Data entries:

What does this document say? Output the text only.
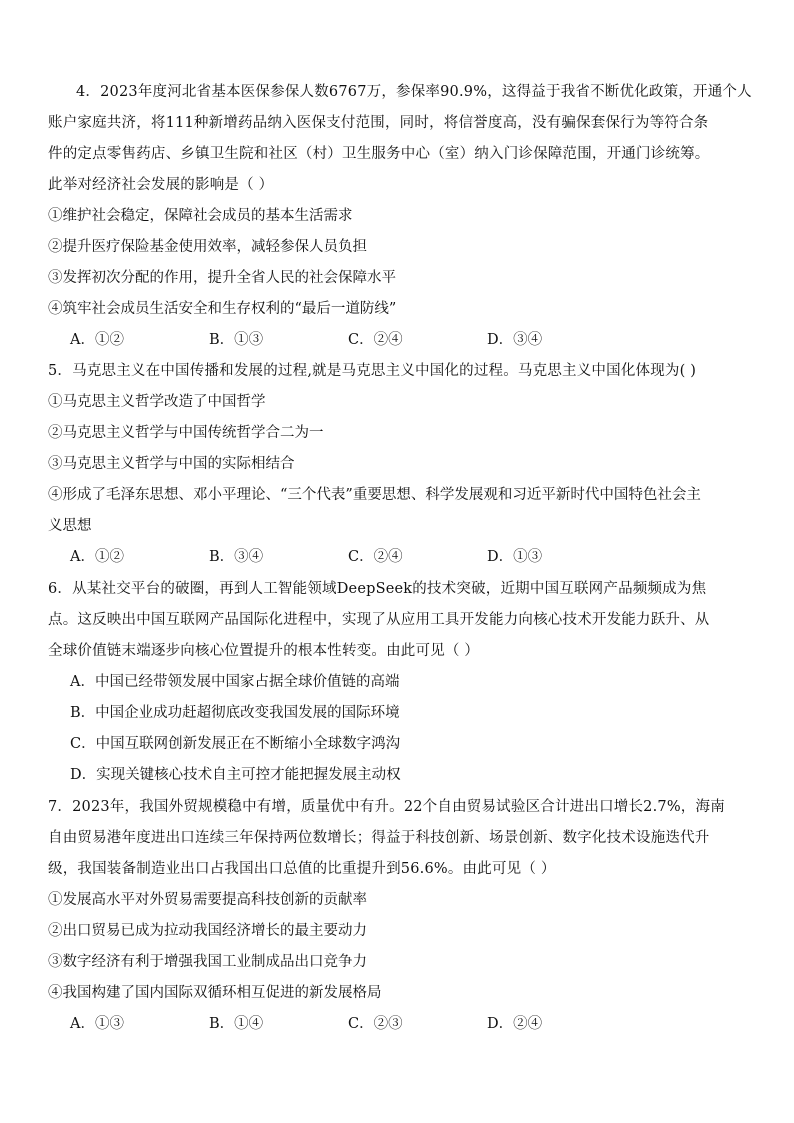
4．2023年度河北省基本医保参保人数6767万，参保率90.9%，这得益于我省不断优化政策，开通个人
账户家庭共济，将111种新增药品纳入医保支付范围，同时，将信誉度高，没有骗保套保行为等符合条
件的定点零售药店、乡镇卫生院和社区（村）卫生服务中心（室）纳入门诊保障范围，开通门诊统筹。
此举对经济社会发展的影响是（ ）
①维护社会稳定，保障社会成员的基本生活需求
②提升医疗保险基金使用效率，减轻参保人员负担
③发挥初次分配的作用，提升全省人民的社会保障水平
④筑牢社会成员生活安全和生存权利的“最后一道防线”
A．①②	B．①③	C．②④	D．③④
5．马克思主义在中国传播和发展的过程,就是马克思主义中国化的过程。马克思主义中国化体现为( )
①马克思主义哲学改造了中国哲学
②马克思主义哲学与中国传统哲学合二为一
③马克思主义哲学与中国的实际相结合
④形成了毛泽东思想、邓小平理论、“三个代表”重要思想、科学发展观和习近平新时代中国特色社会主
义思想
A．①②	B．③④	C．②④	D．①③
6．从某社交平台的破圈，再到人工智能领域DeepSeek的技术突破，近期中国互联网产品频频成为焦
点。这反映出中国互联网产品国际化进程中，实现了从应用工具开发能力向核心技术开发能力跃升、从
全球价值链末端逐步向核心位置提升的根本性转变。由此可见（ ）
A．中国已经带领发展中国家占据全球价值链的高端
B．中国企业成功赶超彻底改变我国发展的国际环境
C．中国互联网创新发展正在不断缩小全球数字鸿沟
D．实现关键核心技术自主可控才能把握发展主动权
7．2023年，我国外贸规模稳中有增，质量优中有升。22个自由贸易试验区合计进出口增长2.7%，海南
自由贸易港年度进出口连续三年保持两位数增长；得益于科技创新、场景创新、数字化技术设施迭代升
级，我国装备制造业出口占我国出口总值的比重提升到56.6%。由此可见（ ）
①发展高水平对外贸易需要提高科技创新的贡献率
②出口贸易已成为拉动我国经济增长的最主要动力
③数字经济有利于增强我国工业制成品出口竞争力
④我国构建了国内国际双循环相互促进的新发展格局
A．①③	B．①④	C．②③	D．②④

--

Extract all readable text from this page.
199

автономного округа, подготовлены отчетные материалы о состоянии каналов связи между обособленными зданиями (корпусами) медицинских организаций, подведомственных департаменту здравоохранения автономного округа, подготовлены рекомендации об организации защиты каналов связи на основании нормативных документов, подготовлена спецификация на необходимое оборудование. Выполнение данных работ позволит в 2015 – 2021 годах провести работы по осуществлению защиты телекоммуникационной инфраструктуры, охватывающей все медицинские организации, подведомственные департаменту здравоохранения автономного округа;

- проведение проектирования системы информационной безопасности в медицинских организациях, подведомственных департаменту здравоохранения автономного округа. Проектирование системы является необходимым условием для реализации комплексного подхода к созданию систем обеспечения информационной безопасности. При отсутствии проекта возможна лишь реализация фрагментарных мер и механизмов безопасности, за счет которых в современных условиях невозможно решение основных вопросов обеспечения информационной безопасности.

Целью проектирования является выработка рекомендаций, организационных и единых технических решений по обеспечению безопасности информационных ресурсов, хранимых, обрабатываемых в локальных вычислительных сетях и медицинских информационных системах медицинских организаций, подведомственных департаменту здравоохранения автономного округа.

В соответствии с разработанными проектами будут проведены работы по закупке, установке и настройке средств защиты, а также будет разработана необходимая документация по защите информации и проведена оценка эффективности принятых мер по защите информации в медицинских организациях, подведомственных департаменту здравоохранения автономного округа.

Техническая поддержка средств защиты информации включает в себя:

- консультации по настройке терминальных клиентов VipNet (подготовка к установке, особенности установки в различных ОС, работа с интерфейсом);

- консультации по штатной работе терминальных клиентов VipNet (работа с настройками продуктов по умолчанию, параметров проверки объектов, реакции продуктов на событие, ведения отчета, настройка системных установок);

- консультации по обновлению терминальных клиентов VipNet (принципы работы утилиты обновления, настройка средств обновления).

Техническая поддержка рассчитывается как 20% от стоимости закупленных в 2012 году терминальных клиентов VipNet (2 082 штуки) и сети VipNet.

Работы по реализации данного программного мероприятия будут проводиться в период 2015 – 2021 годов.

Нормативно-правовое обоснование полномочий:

## Instructions for the task
Tell how many lines of the records above hold the string "информации". Give no other text.

## Solution to this problem
2